Select and copy out every line in the records containing "plebanus".

THE INPUT -
◆ ◆ ◆ ◆ ◆
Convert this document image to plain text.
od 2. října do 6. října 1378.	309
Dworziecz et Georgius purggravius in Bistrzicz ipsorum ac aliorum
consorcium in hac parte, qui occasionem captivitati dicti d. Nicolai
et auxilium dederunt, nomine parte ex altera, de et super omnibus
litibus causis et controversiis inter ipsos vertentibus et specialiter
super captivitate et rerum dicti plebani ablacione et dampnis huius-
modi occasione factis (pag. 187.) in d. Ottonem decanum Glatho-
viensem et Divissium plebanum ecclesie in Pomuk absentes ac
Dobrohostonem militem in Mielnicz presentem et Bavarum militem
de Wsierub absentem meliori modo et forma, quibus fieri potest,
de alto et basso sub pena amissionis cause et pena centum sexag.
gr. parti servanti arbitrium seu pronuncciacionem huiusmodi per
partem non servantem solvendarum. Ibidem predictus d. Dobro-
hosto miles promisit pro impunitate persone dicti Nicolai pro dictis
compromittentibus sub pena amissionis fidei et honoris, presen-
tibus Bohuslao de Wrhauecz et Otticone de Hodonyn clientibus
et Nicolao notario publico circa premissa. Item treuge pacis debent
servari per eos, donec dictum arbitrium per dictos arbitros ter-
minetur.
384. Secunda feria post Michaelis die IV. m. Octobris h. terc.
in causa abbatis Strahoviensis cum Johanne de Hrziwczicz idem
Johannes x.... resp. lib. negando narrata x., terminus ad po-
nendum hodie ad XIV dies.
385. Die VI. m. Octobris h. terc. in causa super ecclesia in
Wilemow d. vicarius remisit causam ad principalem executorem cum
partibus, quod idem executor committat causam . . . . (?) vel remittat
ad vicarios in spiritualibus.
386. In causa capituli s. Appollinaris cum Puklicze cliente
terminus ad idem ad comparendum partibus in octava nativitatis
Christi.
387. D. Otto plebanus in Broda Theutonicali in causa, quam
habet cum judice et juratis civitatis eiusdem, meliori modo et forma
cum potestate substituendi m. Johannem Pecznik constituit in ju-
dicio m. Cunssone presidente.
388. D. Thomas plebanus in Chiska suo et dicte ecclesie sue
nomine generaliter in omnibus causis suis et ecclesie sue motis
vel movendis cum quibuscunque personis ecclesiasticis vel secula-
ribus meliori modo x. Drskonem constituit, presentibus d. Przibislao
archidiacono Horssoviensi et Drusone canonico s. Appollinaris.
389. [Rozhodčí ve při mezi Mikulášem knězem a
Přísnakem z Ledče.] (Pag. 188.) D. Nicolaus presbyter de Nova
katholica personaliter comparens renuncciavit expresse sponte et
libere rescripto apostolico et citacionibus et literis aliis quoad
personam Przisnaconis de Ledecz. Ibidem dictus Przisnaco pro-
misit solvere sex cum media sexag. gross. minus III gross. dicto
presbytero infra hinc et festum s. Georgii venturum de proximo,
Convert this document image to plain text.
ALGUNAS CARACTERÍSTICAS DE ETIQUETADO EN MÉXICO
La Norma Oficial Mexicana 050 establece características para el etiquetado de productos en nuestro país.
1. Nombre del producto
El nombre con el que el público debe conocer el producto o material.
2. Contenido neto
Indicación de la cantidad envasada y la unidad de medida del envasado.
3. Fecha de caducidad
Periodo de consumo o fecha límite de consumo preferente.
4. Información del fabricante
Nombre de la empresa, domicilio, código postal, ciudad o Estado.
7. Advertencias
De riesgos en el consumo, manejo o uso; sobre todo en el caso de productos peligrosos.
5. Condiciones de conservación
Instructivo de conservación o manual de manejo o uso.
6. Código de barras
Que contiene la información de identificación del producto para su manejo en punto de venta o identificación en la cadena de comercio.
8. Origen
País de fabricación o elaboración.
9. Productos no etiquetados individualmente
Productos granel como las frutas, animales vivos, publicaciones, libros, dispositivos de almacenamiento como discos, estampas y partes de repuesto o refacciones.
◆ ◆ ◆ ◆ ◆
RESULT OF THE TASK -
387. D. Otto plebanus in Broda Theutonicali in causa, quam
388. D. Thomas plebanus in Chiska suo et dicte ecclesie sue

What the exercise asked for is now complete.